## Given request
Copy out the lines below exactly, starting with the line that contains "- fear-greed-bars: [60, 210, 377, 330]" and continuing through the line that contains "- change-24h-value-labels: +5.34%".

## Provided information
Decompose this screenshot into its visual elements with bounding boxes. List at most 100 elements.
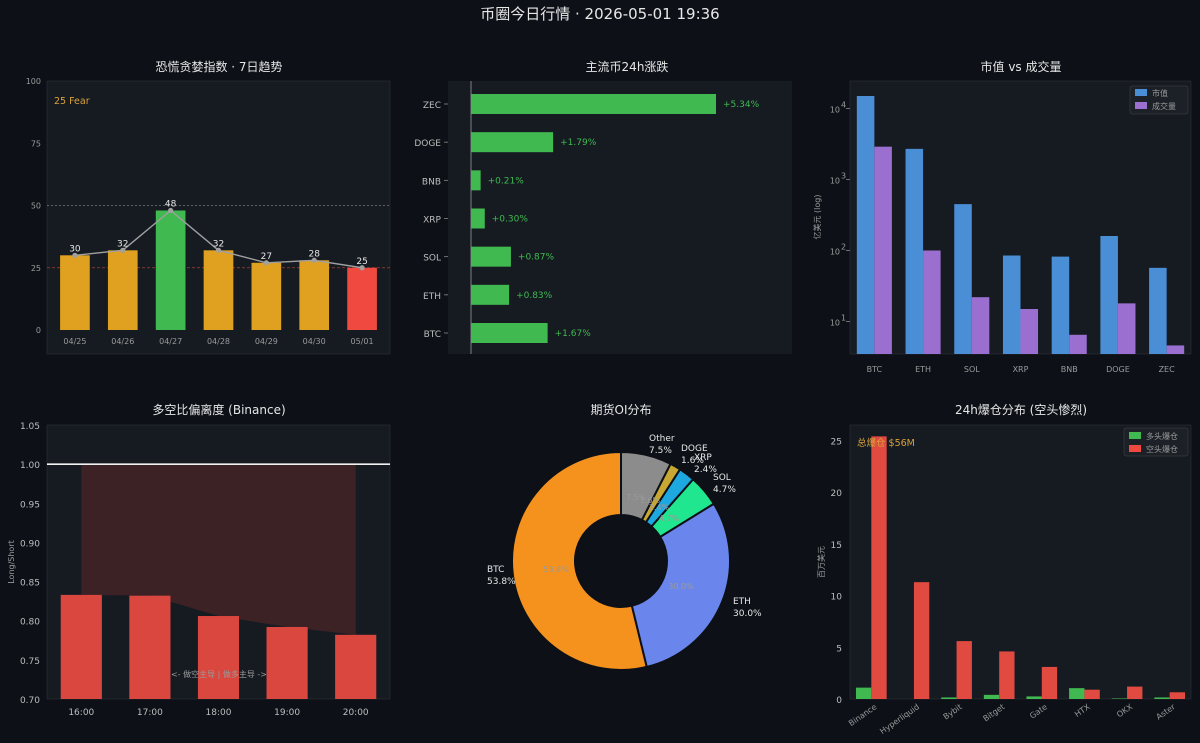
- fear-greed-bars: [60, 210, 377, 330]
- long-short-x-tick: 16:00: [68, 708, 94, 718]
- long-short-bar: [129, 595, 171, 699]
- volume-bar: [971, 297, 990, 354]
- fear-greed-y-axis: 0 25 50 75 100: [26, 77, 41, 335]
- mcap-volume-legend: 市值 成交量: [1129, 85, 1189, 115]
- long-short-y-tick: 1.00: [20, 461, 40, 471]
- fear-greed-trend-point: [72, 252, 78, 258]
- short-liquidation-bar: [1127, 686, 1143, 699]
- long-short-bar: [335, 634, 377, 699]
- oi-slice-eth: [630, 502, 731, 669]
- fear-greed-bar: [60, 255, 90, 330]
- change-24h-value-label: +0.83%: [516, 291, 553, 301]
- mcap-volume-title: 市值 vs 成交量: [981, 59, 1062, 74]
- mcap-volume-y-tick: 10: [830, 177, 840, 186]
- change-24h-y-tick: BTC: [424, 330, 441, 340]
- mcap-volume-y-tick-exp: 1: [841, 314, 846, 323]
- oi-slice-name-label: Other: [649, 434, 675, 444]
- liquidations-plot-area: [849, 424, 1192, 700]
- mcap-bar: [954, 204, 972, 354]
- long-liquidation-bar: [1069, 688, 1085, 699]
- oi-slice-name-label: BTC: [487, 565, 504, 575]
- change-24h-value-label: +0.30%: [492, 215, 529, 225]
- oi-slice-inner-pct-label: 1.6%: [640, 496, 661, 505]
- long-short-y-tick: 0.80: [20, 618, 40, 628]
- fear-greed-value-label: 27: [261, 252, 272, 262]
- change-24h-y-axis: ZEC DOGE BNB XRP SOL ETH BTC: [414, 101, 448, 340]
- mcap-bar: [1051, 256, 1070, 354]
- fear-greed-bar: [347, 267, 377, 330]
- change-24h-bar: [471, 208, 485, 229]
- change-24h-bars: [471, 94, 716, 343]
- fear-greed-bar: [155, 210, 186, 330]
- fear-greed-trend-point: [215, 247, 222, 253]
- long-liquidation-bar: [983, 694, 1000, 699]
- fear-greed-x-tick: 04/29: [255, 337, 278, 346]
- oi-slice-outer-pct-label: 1.6%: [681, 456, 704, 466]
- fear-greed-y-tick: 50: [31, 202, 41, 211]
- long-short-y-tick: 0.90: [20, 539, 40, 549]
- fear-greed-bar: [251, 262, 282, 330]
- mcap-bar: [1002, 255, 1021, 354]
- mcap-volume-x-tick: BNB: [1061, 365, 1078, 374]
- change-24h-value-labels: +5.34% +1.79% +0.21% +0.30% +0.87% +0.83% +1.6…: [488, 100, 760, 339]
- oi-pie-labels: BTC 53.8% 53.8% ETH 30.0% 30.0% SOL 4.7% 4.7% XRP…: [487, 434, 762, 619]
- change-24h-y-tick: BNB: [422, 177, 441, 187]
- fear-greed-x-tick: 04/25: [63, 337, 86, 346]
- long-short-x-tick: 18:00: [206, 708, 232, 718]
- fear-greed-value-label: 32: [213, 239, 224, 249]
- fear-greed-value-label: 48: [165, 199, 177, 209]
- fear-greed-y-tick: 25: [31, 264, 41, 273]
- legend-label-long-liq: 多头爆仓: [1146, 431, 1178, 441]
- mcap-volume-y-tick: 10: [830, 248, 840, 257]
- long-liquidation-bar: [855, 687, 872, 699]
- long-short-title: 多空比偏离度 (Binance): [152, 402, 285, 417]
- oi-slice-name-label: DOGE: [681, 444, 708, 454]
- change-24h-value-label: +0.21%: [488, 176, 525, 186]
- volume-bar: [1166, 345, 1185, 354]
- fear-greed-bar: [107, 250, 138, 330]
- change-24h-y-tick: XRP: [423, 216, 441, 226]
- legend-label-short-liq: 空头爆仓: [1146, 444, 1178, 454]
- oi-slice-outer-pct-label: 30.0%: [733, 609, 762, 619]
- change-24h-bar: [471, 246, 511, 267]
- short-liquidation-bar: [913, 582, 930, 699]
- change-24h-plot-area: [448, 81, 792, 354]
- fear-greed-y-tick: 0: [36, 326, 41, 335]
- long-liquidation-bar: [1111, 698, 1128, 699]
- fear-greed-trend-point: [263, 260, 269, 266]
- oi-slice-inner-pct-label: 53.8%: [543, 565, 569, 574]
- fear-greed-x-axis: 04/25 04/26 04/27 04/28 04/29 04/30 05/01: [63, 337, 373, 346]
- mcap-volume-y-tick: 10: [830, 319, 840, 328]
- mcap-volume-x-tick: SOL: [964, 365, 980, 374]
- fear-greed-bar: [203, 250, 234, 330]
- long-short-y-tick: 0.75: [20, 657, 40, 667]
- volume-bar: [1069, 334, 1087, 354]
- change-24h-chart: 主流币24h涨跌 +5.34%+1.79%+0.21%+0.30%+0.87%+…: [414, 59, 792, 354]
- mcap-volume-x-tick: XRP: [1013, 365, 1029, 374]
- mcap-volume-y-tick-exp: 3: [841, 172, 846, 181]
- fear-greed-data-labels: 30 32 48 32 27 28 25: [69, 199, 368, 266]
- liquidations-y-tick: 0: [836, 696, 842, 706]
- oi-distribution-title: 期货OI分布: [591, 402, 652, 417]
- volume-bar: [1117, 303, 1136, 354]
- mcap-bar: [1149, 267, 1167, 354]
- liquidations-y-tick: 10: [831, 593, 843, 603]
- liquidations-annotation: 总爆仓 $56M: [857, 437, 915, 449]
- short-liquidation-bar: [956, 641, 972, 699]
- short-liquidation-bar: [1169, 692, 1186, 699]
- fear-greed-x-tick: 05/01: [351, 337, 374, 346]
- long-short-y-tick: 0.85: [20, 579, 40, 589]
- oi-slice-inner-pct-label: 4.7%: [659, 514, 680, 523]
- oi-slice-outer-pct-label: 53.8%: [487, 577, 516, 587]
- mcap-volume-x-tick: DOGE: [1106, 365, 1130, 374]
- fear-greed-x-tick: 04/27: [159, 337, 182, 346]
- fear-greed-trend-point: [359, 265, 365, 271]
- liquidations-bars: [855, 436, 1186, 699]
- mcap-volume-bars: [856, 95, 1185, 354]
- long-short-bar: [266, 626, 308, 699]
- volume-bar: [923, 250, 941, 354]
- liquidations-y-axis: 0 5 10 15 20 25: [831, 438, 843, 706]
- change-24h-y-tick: SOL: [423, 254, 441, 264]
- legend-swatch-short-liq: [1129, 445, 1141, 452]
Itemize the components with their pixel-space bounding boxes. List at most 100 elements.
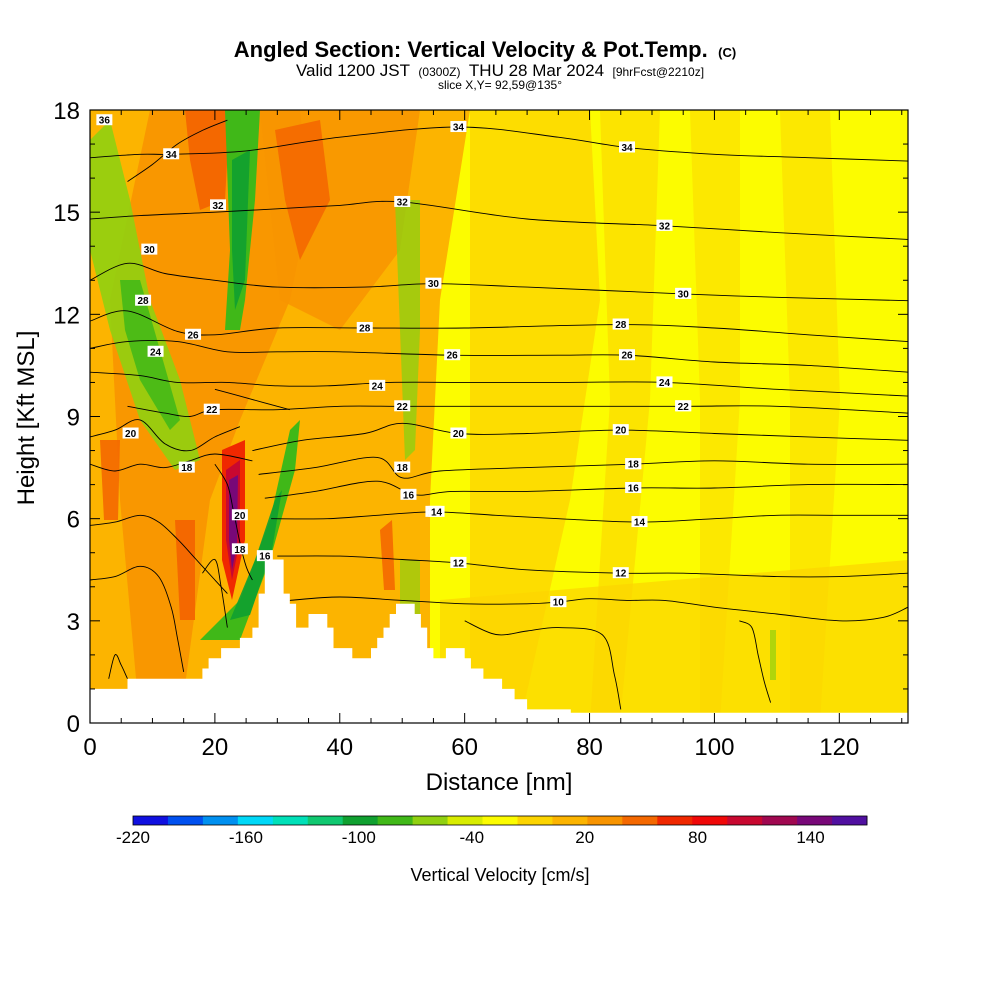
contour-label-bg-6 xyxy=(147,345,164,357)
contour-label-bg-30 xyxy=(612,567,629,579)
colorbar-tick-label--220: -220 xyxy=(116,828,150,847)
velocity-region-red-top2 xyxy=(275,120,330,260)
contour-label-bg-2 xyxy=(210,199,227,211)
chart-title: Angled Section: Vertical Velocity & Pot.… xyxy=(234,37,736,62)
contour-label-bg-23 xyxy=(612,318,629,330)
colorbar-swatch-2 xyxy=(202,816,239,825)
contour-label-bg-22 xyxy=(675,287,692,299)
colorbar-swatch-10 xyxy=(482,816,518,825)
contour-label-6: 24 xyxy=(150,347,162,358)
isentrope-extra-2 xyxy=(90,514,228,594)
velocity-region-ylw-band-100 xyxy=(690,110,740,723)
velocity-field xyxy=(90,110,908,723)
isentrope-label-26: 26 xyxy=(621,351,633,362)
velocity-region-red-top xyxy=(185,110,230,210)
colorbar-swatch-18 xyxy=(762,816,798,825)
contour-label-bg-8 xyxy=(122,427,139,439)
velocity-region-green-upper2 xyxy=(232,150,250,310)
contour-label-34: 12 xyxy=(453,558,465,569)
contour-label-14: 22 xyxy=(397,402,409,413)
colorbar-tick-label-140: 140 xyxy=(796,828,824,847)
colorbar-swatch-4 xyxy=(272,816,309,825)
contour-label-bg-31 xyxy=(394,461,411,473)
colorbar-swatch-5 xyxy=(307,816,344,825)
contour-label-13: 24 xyxy=(372,381,384,392)
x-tick-label-100: 100 xyxy=(694,734,734,761)
isentrope-extra-0 xyxy=(90,419,241,452)
contour-label-bg-27 xyxy=(625,458,642,470)
contour-label-22: 30 xyxy=(678,289,690,300)
colorbar-swatch-19 xyxy=(797,816,833,825)
contour-label-11: 18 xyxy=(234,545,246,556)
x-tick-label-80: 80 xyxy=(576,734,603,761)
isentrope-28 xyxy=(90,310,908,343)
contour-label-21: 32 xyxy=(659,221,671,232)
isentrope-10 xyxy=(289,596,908,622)
chart-subtitle: Valid 1200 JST (0300Z) THU 28 Mar 2024 [… xyxy=(296,61,704,80)
contour-label-9: 18 xyxy=(181,463,193,474)
contour-label-bg-10 xyxy=(231,509,248,521)
contour-label-bg-13 xyxy=(369,379,386,391)
contour-label-bg-18 xyxy=(394,195,411,207)
isentrope-lines xyxy=(90,119,908,710)
velocity-region-green-diag2 xyxy=(230,490,282,620)
contour-label-7: 22 xyxy=(206,405,218,416)
x-tick-label-0: 0 xyxy=(83,734,96,761)
velocity-region-red-low-mid xyxy=(380,520,395,590)
isentrope-extra-3 xyxy=(90,565,185,672)
contour-label-bg-33 xyxy=(428,505,445,517)
contour-label-20: 34 xyxy=(621,143,633,154)
y-tick-label-3: 3 xyxy=(67,609,80,636)
y-tick-label-15: 15 xyxy=(53,200,80,227)
x-tick-label-20: 20 xyxy=(202,734,229,761)
colorbar-swatch-13 xyxy=(587,816,623,825)
contour-label-23: 28 xyxy=(615,320,627,331)
contour-label-33: 14 xyxy=(431,507,443,518)
isentrope-extra-1 xyxy=(90,453,253,472)
contour-label-bg-4 xyxy=(135,294,152,306)
colorbar-tick-label--40: -40 xyxy=(460,828,485,847)
contour-label-bg-16 xyxy=(356,321,373,333)
colorbar-swatch-1 xyxy=(167,816,204,825)
colorbar-swatch-6 xyxy=(342,816,379,825)
contour-label-26: 20 xyxy=(615,426,627,437)
contour-label-3: 30 xyxy=(144,245,156,256)
contour-label-25: 22 xyxy=(678,402,690,413)
y-tick-label-0: 0 xyxy=(67,711,80,738)
isentrope-32 xyxy=(90,200,908,240)
y-tick-label-9: 9 xyxy=(67,405,80,432)
velocity-region-green-thin xyxy=(770,630,776,680)
colorbar-tick-label--160: -160 xyxy=(229,828,263,847)
contour-label-bg-28 xyxy=(625,482,642,494)
plot-area: 10 12 14 16 18 20 22 24 26 28 30 32 34 36 34 32 30 28 26 24… xyxy=(90,110,908,723)
colorbar-swatch-3 xyxy=(237,816,274,825)
isentrope-14 xyxy=(271,511,908,523)
contour-label-0: 36 xyxy=(99,116,111,127)
velocity-region-red-low1 xyxy=(175,520,195,620)
contour-label-27: 18 xyxy=(628,460,640,471)
contour-label-bg-0 xyxy=(96,114,113,126)
contour-label-4: 28 xyxy=(138,296,150,307)
contour-label-29: 14 xyxy=(634,518,646,529)
colorbar-swatch-8 xyxy=(412,816,449,825)
contour-label-5: 26 xyxy=(187,330,199,341)
colorbar-tick-label-80: 80 xyxy=(688,828,707,847)
contour-labels: 10 12 14 16 18 20 22 24 26 28 30 32 34 36 34 32 30 28 26 24… xyxy=(96,114,692,609)
contour-label-bg-7 xyxy=(203,403,220,415)
colorbar-tick-label--100: -100 xyxy=(342,828,376,847)
contour-label-2: 32 xyxy=(212,201,224,212)
contour-label-31: 18 xyxy=(397,463,409,474)
colorbar-tick-label-20: 20 xyxy=(575,828,594,847)
isentrope-extra-10 xyxy=(739,620,772,703)
y-tick-label-6: 6 xyxy=(67,507,80,534)
contour-label-30: 12 xyxy=(615,569,627,580)
contour-label-bg-26 xyxy=(612,424,629,436)
x-axis: 0 20 40 60 80 100 120 xyxy=(83,110,903,761)
contour-label-16: 28 xyxy=(359,323,371,334)
contour-label-bg-24 xyxy=(656,376,673,388)
isentrope-extra-7 xyxy=(127,119,228,182)
contour-label-bg-32 xyxy=(400,488,417,500)
x-tick-label-40: 40 xyxy=(326,734,353,761)
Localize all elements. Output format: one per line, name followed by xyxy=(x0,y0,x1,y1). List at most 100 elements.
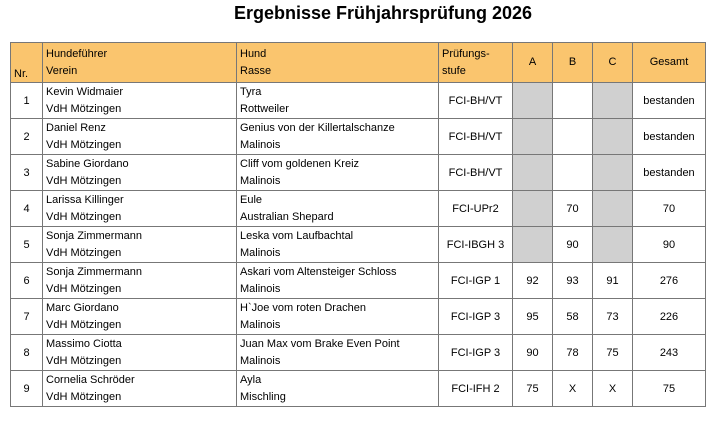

## Completed exercise
- fear-greed-bars: [60, 210, 377, 330]
- long-short-x-tick: 16:00: [68, 708, 94, 718]
- long-short-bar: [129, 595, 171, 699]
- volume-bar: [971, 297, 990, 354]
- fear-greed-y-axis: 0 25 50 75 100: [26, 77, 41, 335]
- mcap-volume-legend: 市值 成交量: [1129, 85, 1189, 115]
- long-short-y-tick: 1.00: [20, 461, 40, 471]
- fear-greed-trend-point: [72, 252, 78, 258]
- short-liquidation-bar: [1127, 686, 1143, 699]
- long-short-bar: [335, 634, 377, 699]
- oi-slice-eth: [630, 502, 731, 669]
- fear-greed-bar: [60, 255, 90, 330]
- change-24h-value-label: +0.83%: [516, 291, 553, 301]
- mcap-volume-title: 市值 vs 成交量: [981, 59, 1062, 74]
- mcap-volume-y-tick: 10: [830, 177, 840, 186]
- change-24h-y-tick: BTC: [424, 330, 441, 340]
- mcap-volume-y-tick-exp: 1: [841, 314, 846, 323]
- oi-slice-name-label: Other: [649, 434, 675, 444]
- liquidations-plot-area: [849, 424, 1192, 700]
- mcap-bar: [954, 204, 972, 354]
- long-liquidation-bar: [1069, 688, 1085, 699]
- oi-slice-name-label: BTC: [487, 565, 504, 575]
- change-24h-value-label: +0.30%: [492, 215, 529, 225]
- oi-slice-inner-pct-label: 1.6%: [640, 496, 661, 505]
- long-short-y-tick: 0.80: [20, 618, 40, 628]
- fear-greed-value-label: 27: [261, 252, 272, 262]
- change-24h-y-axis: ZEC DOGE BNB XRP SOL ETH BTC: [414, 101, 448, 340]
- mcap-bar: [1051, 256, 1070, 354]
- fear-greed-bar: [347, 267, 377, 330]
- change-24h-bar: [471, 208, 485, 229]
- change-24h-bars: [471, 94, 716, 343]
- fear-greed-bar: [155, 210, 186, 330]
- fear-greed-trend-point: [215, 247, 222, 253]
- long-liquidation-bar: [983, 694, 1000, 699]
- fear-greed-x-tick: 04/29: [255, 337, 278, 346]
- oi-slice-outer-pct-label: 1.6%: [681, 456, 704, 466]
- fear-greed-y-tick: 50: [31, 202, 41, 211]
- long-short-y-tick: 0.90: [20, 539, 40, 549]
- fear-greed-bar: [251, 262, 282, 330]
- mcap-bar: [1002, 255, 1021, 354]
- mcap-volume-x-tick: BNB: [1061, 365, 1078, 374]
- change-24h-value-labels: +5.34% +1.79% +0.21% +0.30% +0.87% +0.83% +1.6…: [488, 100, 760, 339]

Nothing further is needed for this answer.